Lay out every line of the listing below as a Markdown table with the columns Row and Line, numbering rows in order and skipping blank lines. Leave the pictures out of the table.

------------------------

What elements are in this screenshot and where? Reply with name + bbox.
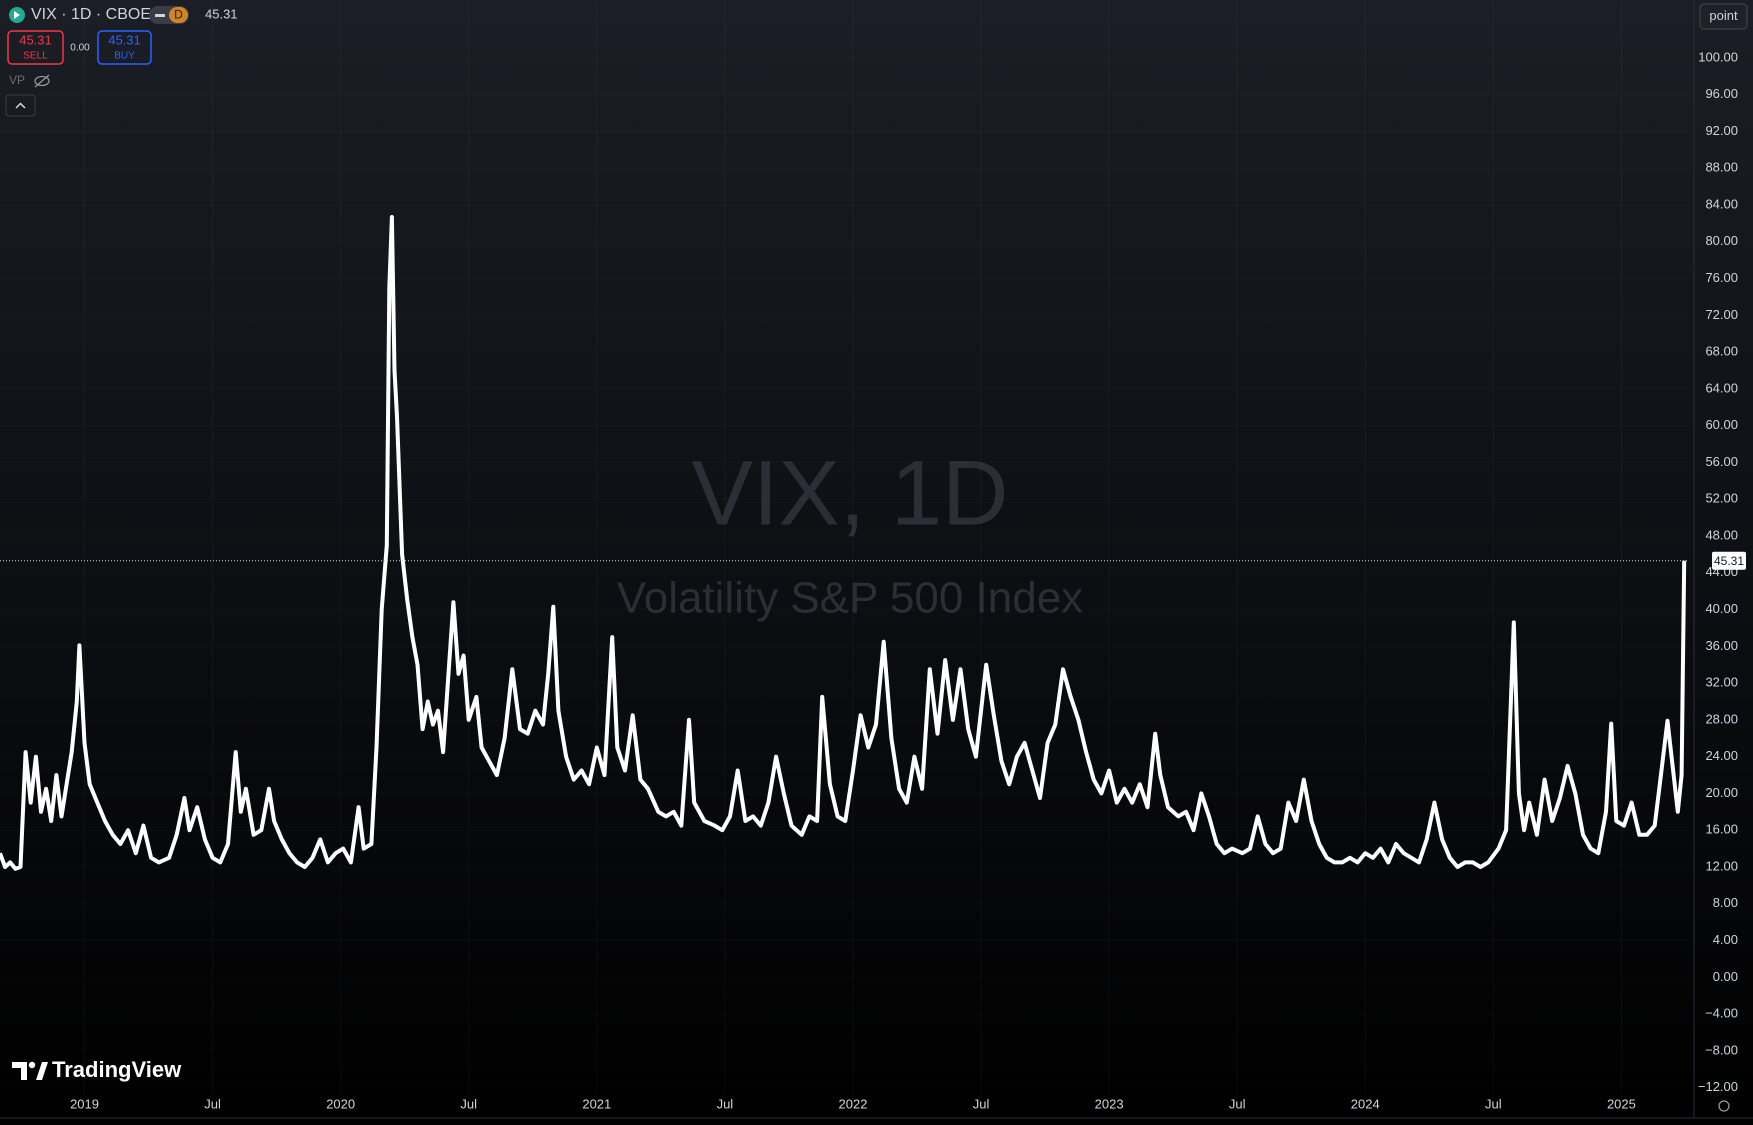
logo-dot: [28, 1061, 36, 1069]
y-tick-label: 32.00: [1705, 675, 1738, 690]
x-tick-label: Jul: [973, 1096, 990, 1111]
y-tick-label: −8.00: [1705, 1042, 1738, 1057]
y-tick-label: 12.00: [1705, 858, 1738, 873]
status-arrow: [14, 11, 20, 19]
x-tick-label: Jul: [204, 1096, 221, 1111]
sell-button[interactable]: [7, 30, 64, 65]
buy-button[interactable]: [97, 30, 152, 65]
y-tick-label: 68.00: [1705, 344, 1738, 359]
scale-button-label: point: [1709, 8, 1738, 23]
y-tick-label: 92.00: [1705, 123, 1738, 138]
y-tick-label: 52.00: [1705, 491, 1738, 506]
y-tick-label: 20.00: [1705, 785, 1738, 800]
y-tick-label: 72.00: [1705, 307, 1738, 322]
collapse-button[interactable]: [5, 94, 36, 117]
hide-icon[interactable]: [34, 75, 50, 87]
y-tick-label: 24.00: [1705, 748, 1738, 763]
price-line: [0, 215, 1687, 871]
y-tick-label: 40.00: [1705, 601, 1738, 616]
y-tick-label: 80.00: [1705, 233, 1738, 248]
x-tick-label: Jul: [717, 1096, 734, 1111]
y-tick-label: 16.00: [1705, 822, 1738, 837]
settings-icon[interactable]: [1718, 1100, 1730, 1112]
y-tick-label: 60.00: [1705, 417, 1738, 432]
spread: 0.00: [70, 43, 90, 54]
interval-badge-bg: [169, 7, 188, 23]
hide-icon-slash: [34, 74, 50, 88]
pill-icon: [155, 14, 165, 17]
y-tick-label: −4.00: [1705, 1006, 1738, 1021]
logo-mark: [12, 1062, 27, 1080]
y-tick-label: 0.00: [1713, 969, 1738, 984]
y-tick-label: 100.00: [1698, 49, 1738, 64]
x-tick-label: Jul: [460, 1096, 477, 1111]
y-tick-label: 28.00: [1705, 711, 1738, 726]
interval-badge: D: [174, 8, 183, 22]
x-tick-label: Jul: [1229, 1096, 1246, 1111]
y-tick-label: 8.00: [1713, 895, 1738, 910]
y-tick-label: 56.00: [1705, 454, 1738, 469]
y-tick-label: 76.00: [1705, 270, 1738, 285]
buy-price: 45.31: [108, 32, 141, 47]
y-tick-label: −12.00: [1698, 1079, 1738, 1094]
logo-slash: [36, 1062, 48, 1080]
watermark-subtitle: Volatility S&P 500 Index: [617, 574, 1083, 623]
sell-price: 45.31: [19, 32, 52, 47]
watermark-title: VIX, 1D: [691, 442, 1008, 544]
symbol[interactable]: VIX · 1D · CBOE: [31, 6, 151, 23]
header-price: 45.31: [205, 6, 238, 21]
y-tick-label: 96.00: [1705, 86, 1738, 101]
scale-button[interactable]: [1699, 3, 1748, 30]
last-price-label: 45.31: [1714, 554, 1744, 568]
x-tick-label: 2023: [1095, 1096, 1124, 1111]
y-tick-label: 36.00: [1705, 638, 1738, 653]
collapse-icon: [15, 102, 26, 109]
y-tick-label: 88.00: [1705, 160, 1738, 175]
vp-label[interactable]: VP: [9, 73, 25, 87]
x-tick-label: 2019: [70, 1096, 99, 1111]
x-tick-label: 2021: [582, 1096, 611, 1111]
x-tick-label: Jul: [1485, 1096, 1502, 1111]
y-tick-label: 48.00: [1705, 527, 1738, 542]
y-tick-label: 84.00: [1705, 196, 1738, 211]
x-tick-label: 2020: [326, 1096, 355, 1111]
x-tick-label: 2025: [1607, 1096, 1636, 1111]
last-price-tag: [1712, 551, 1746, 570]
y-tick-label: 4.00: [1713, 932, 1738, 947]
x-tick-label: 2024: [1351, 1096, 1380, 1111]
sell-label: SELL: [23, 51, 48, 62]
y-tick-label: 64.00: [1705, 380, 1738, 395]
buy-label: BUY: [114, 51, 135, 62]
x-tick-label: 2022: [839, 1096, 868, 1111]
brand: TradingView: [52, 1057, 182, 1082]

------------------------

*Written solution*:
| Row | Line |
|---|---|
| 1 | What elements are in this screenshot and where? Reply with name + bbox. |
| 2 | logo-dot: [28, 1061, 36, 1069] |
| 3 | y-tick-label: 32.00: [1705, 675, 1738, 690] |
| 4 | x-tick-label: Jul: [973, 1096, 990, 1111] |
| 5 | y-tick-label: −8.00: [1705, 1042, 1738, 1057] |
| 6 | y-tick-label: 12.00: [1705, 858, 1738, 873] |
| 7 | status-arrow: [14, 11, 20, 19] |
| 8 | x-tick-label: Jul: [204, 1096, 221, 1111] |
| 9 | sell-button[interactable]: [7, 30, 64, 65] |
| 10 | buy-button[interactable]: [97, 30, 152, 65] |
| 11 | y-tick-label: 68.00: [1705, 344, 1738, 359] |
| 12 | scale-button-label: point: [1709, 8, 1738, 23] |
| 13 | y-tick-label: 92.00: [1705, 123, 1738, 138] |
| 14 | y-tick-label: 52.00: [1705, 491, 1738, 506] |
| 15 | y-tick-label: 20.00: [1705, 785, 1738, 800] |
| 16 | y-tick-label: 72.00: [1705, 307, 1738, 322] |
| 17 | collapse-button[interactable]: [5, 94, 36, 117] |
| 18 | hide-icon[interactable]: [34, 75, 50, 87] |
| 19 | y-tick-label: 24.00: [1705, 748, 1738, 763] |
| 20 | price-line: [0, 215, 1687, 871] |
| 21 | y-tick-label: 40.00: [1705, 601, 1738, 616] |
| 22 | y-tick-label: 80.00: [1705, 233, 1738, 248] |
| 23 | x-tick-label: Jul: [717, 1096, 734, 1111] |
| 24 | y-tick-label: 16.00: [1705, 822, 1738, 837] |
| 25 | settings-icon[interactable]: [1718, 1100, 1730, 1112] |
| 26 | y-tick-label: 60.00: [1705, 417, 1738, 432] |
| 27 | spread: 0.00: [70, 43, 90, 54] |
| 28 | interval-badge-bg: [169, 7, 188, 23] |
| 29 | hide-icon-slash: [34, 74, 50, 88] |
| 30 | pill-icon: [155, 14, 165, 17] |
| 31 | y-tick-label: −4.00: [1705, 1006, 1738, 1021] |
| 32 | logo-mark: [12, 1062, 27, 1080] |
| 33 | y-tick-label: 0.00: [1713, 969, 1738, 984] |
| 34 | y-tick-label: 100.00: [1698, 49, 1738, 64] |
| 35 | x-tick-label: Jul: [460, 1096, 477, 1111] |
| 36 | y-tick-label: 28.00: [1705, 711, 1738, 726] |
| 37 | interval-badge: D: [174, 8, 183, 22] |
| 38 | x-tick-label: Jul: [1229, 1096, 1246, 1111] |
| 39 | y-tick-label: 8.00: [1713, 895, 1738, 910] |
| 40 | y-tick-label: 56.00: [1705, 454, 1738, 469] |
| 41 | y-tick-label: 76.00: [1705, 270, 1738, 285] |
| 42 | buy-price: 45.31: [108, 32, 141, 47] |
| 43 | y-tick-label: −12.00: [1698, 1079, 1738, 1094] |
| 44 | logo-slash: [36, 1062, 48, 1080] |
| 45 | watermark-subtitle: Volatility S&P 500 Index: [617, 574, 1083, 623] |
| 46 | sell-price: 45.31: [19, 32, 52, 47] |
| 47 | watermark-title: VIX, 1D: [691, 442, 1008, 544] |
| 48 | symbol[interactable]: VIX · 1D · CBOE: [31, 6, 151, 23] |
| 49 | header-price: 45.31: [205, 6, 238, 21] |
| 50 | y-tick-label: 96.00: [1705, 86, 1738, 101] |
| 51 | scale-button[interactable]: [1699, 3, 1748, 30] |
| 52 | last-price-label: 45.31: [1714, 554, 1744, 568] |
| 53 | x-tick-label: 2023: [1095, 1096, 1124, 1111] |
| 54 | y-tick-label: 36.00: [1705, 638, 1738, 653] |
| 55 | collapse-icon: [15, 102, 26, 109] |
| 56 | y-tick-label: 88.00: [1705, 160, 1738, 175] |
| 57 | vp-label[interactable]: VP: [9, 73, 25, 87] |
| 58 | x-tick-label: 2019: [70, 1096, 99, 1111] |
| 59 | x-tick-label: 2021: [582, 1096, 611, 1111] |
| 60 | x-tick-label: Jul: [1485, 1096, 1502, 1111] |
| 61 | y-tick-label: 48.00: [1705, 527, 1738, 542] |
| 62 | y-tick-label: 84.00: [1705, 196, 1738, 211] |
| 63 | x-tick-label: 2020: [326, 1096, 355, 1111] |
| 64 | x-tick-label: 2025: [1607, 1096, 1636, 1111] |
| 65 | last-price-tag: [1712, 551, 1746, 570] |
| 66 | y-tick-label: 4.00: [1713, 932, 1738, 947] |
| 67 | x-tick-label: 2024: [1351, 1096, 1380, 1111] |
| 68 | sell-label: SELL: [23, 51, 48, 62] |
| 69 | y-tick-label: 64.00: [1705, 380, 1738, 395] |
| 70 | buy-label: BUY: [114, 51, 135, 62] |
| 71 | x-tick-label: 2022: [839, 1096, 868, 1111] |
| 72 | brand: TradingView: [52, 1057, 182, 1082] |